**Given information**
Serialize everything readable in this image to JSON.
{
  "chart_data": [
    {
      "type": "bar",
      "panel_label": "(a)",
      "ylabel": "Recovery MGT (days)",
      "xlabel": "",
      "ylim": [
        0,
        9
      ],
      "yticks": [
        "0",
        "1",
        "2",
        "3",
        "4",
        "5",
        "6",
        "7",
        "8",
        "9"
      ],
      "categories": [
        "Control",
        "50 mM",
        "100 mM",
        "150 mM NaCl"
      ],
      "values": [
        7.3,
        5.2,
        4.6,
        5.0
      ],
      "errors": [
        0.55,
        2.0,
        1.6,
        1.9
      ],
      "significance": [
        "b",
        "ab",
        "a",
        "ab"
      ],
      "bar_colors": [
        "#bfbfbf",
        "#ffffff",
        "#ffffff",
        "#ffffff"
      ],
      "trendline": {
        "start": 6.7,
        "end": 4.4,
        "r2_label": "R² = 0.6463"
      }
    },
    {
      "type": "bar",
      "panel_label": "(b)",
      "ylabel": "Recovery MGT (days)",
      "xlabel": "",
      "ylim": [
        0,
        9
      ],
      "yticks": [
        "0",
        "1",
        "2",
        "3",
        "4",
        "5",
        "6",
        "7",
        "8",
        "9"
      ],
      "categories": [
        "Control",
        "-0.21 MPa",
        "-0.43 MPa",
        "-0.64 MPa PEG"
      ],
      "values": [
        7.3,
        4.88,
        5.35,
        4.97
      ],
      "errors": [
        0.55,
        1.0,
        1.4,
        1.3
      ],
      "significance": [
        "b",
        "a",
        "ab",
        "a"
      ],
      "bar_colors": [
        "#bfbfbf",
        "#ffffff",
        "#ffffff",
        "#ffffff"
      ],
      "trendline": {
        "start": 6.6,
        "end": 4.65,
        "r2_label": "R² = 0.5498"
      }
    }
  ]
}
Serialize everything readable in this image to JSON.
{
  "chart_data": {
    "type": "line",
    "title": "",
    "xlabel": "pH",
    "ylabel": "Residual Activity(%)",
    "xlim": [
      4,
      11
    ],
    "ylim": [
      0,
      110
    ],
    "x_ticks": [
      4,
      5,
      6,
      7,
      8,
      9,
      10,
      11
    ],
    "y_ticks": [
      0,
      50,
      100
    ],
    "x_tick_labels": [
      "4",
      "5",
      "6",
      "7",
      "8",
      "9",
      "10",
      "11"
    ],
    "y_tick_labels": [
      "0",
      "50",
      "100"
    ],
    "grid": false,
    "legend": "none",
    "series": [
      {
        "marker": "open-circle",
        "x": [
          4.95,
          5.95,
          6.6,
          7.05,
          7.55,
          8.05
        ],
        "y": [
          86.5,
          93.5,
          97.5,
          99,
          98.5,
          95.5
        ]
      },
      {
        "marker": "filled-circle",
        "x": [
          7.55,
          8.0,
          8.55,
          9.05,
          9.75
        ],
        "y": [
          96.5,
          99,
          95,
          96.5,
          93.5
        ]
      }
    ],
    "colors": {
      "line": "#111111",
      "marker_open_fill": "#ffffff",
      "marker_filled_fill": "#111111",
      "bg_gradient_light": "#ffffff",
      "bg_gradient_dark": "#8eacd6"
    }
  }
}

**What you have to do**
Return every record above exactly as it appears.

**Answer below**
Serialize everything readable in this image to JSON.
{
  "chart_data": [
    {
      "type": "bar",
      "panel_label": "(a)",
      "ylabel": "Recovery MGT (days)",
      "xlabel": "",
      "ylim": [
        0,
        9
      ],
      "yticks": [
        "0",
        "1",
        "2",
        "3",
        "4",
        "5",
        "6",
        "7",
        "8",
        "9"
      ],
      "categories": [
        "Control",
        "50 mM",
        "100 mM",
        "150 mM NaCl"
      ],
      "values": [
        7.3,
        5.2,
        4.6,
        5.0
      ],
      "errors": [
        0.55,
        2.0,
        1.6,
        1.9
      ],
      "significance": [
        "b",
        "ab",
        "a",
        "ab"
      ],
      "bar_colors": [
        "#bfbfbf",
        "#ffffff",
        "#ffffff",
        "#ffffff"
      ],
      "trendline": {
        "start": 6.7,
        "end": 4.4,
        "r2_label": "R² = 0.6463"
      }
    },
    {
      "type": "bar",
      "panel_label": "(b)",
      "ylabel": "Recovery MGT (days)",
      "xlabel": "",
      "ylim": [
        0,
        9
      ],
      "yticks": [
        "0",
        "1",
        "2",
        "3",
        "4",
        "5",
        "6",
        "7",
        "8",
        "9"
      ],
      "categories": [
        "Control",
        "-0.21 MPa",
        "-0.43 MPa",
        "-0.64 MPa PEG"
      ],
      "values": [
        7.3,
        4.88,
        5.35,
        4.97
      ],
      "errors": [
        0.55,
        1.0,
        1.4,
        1.3
      ],
      "significance": [
        "b",
        "a",
        "ab",
        "a"
      ],
      "bar_colors": [
        "#bfbfbf",
        "#ffffff",
        "#ffffff",
        "#ffffff"
      ],
      "trendline": {
        "start": 6.6,
        "end": 4.65,
        "r2_label": "R² = 0.5498"
      }
    }
  ]
}
Serialize everything readable in this image to JSON.
{
  "chart_data": {
    "type": "line",
    "title": "",
    "xlabel": "pH",
    "ylabel": "Residual Activity(%)",
    "xlim": [
      4,
      11
    ],
    "ylim": [
      0,
      110
    ],
    "x_ticks": [
      4,
      5,
      6,
      7,
      8,
      9,
      10,
      11
    ],
    "y_ticks": [
      0,
      50,
      100
    ],
    "x_tick_labels": [
      "4",
      "5",
      "6",
      "7",
      "8",
      "9",
      "10",
      "11"
    ],
    "y_tick_labels": [
      "0",
      "50",
      "100"
    ],
    "grid": false,
    "legend": "none",
    "series": [
      {
        "marker": "open-circle",
        "x": [
          4.95,
          5.95,
          6.6,
          7.05,
          7.55,
          8.05
        ],
        "y": [
          86.5,
          93.5,
          97.5,
          99,
          98.5,
          95.5
        ]
      },
      {
        "marker": "filled-circle",
        "x": [
          7.55,
          8.0,
          8.55,
          9.05,
          9.75
        ],
        "y": [
          96.5,
          99,
          95,
          96.5,
          93.5
        ]
      }
    ],
    "colors": {
      "line": "#111111",
      "marker_open_fill": "#ffffff",
      "marker_filled_fill": "#111111",
      "bg_gradient_light": "#ffffff",
      "bg_gradient_dark": "#8eacd6"
    }
  }
}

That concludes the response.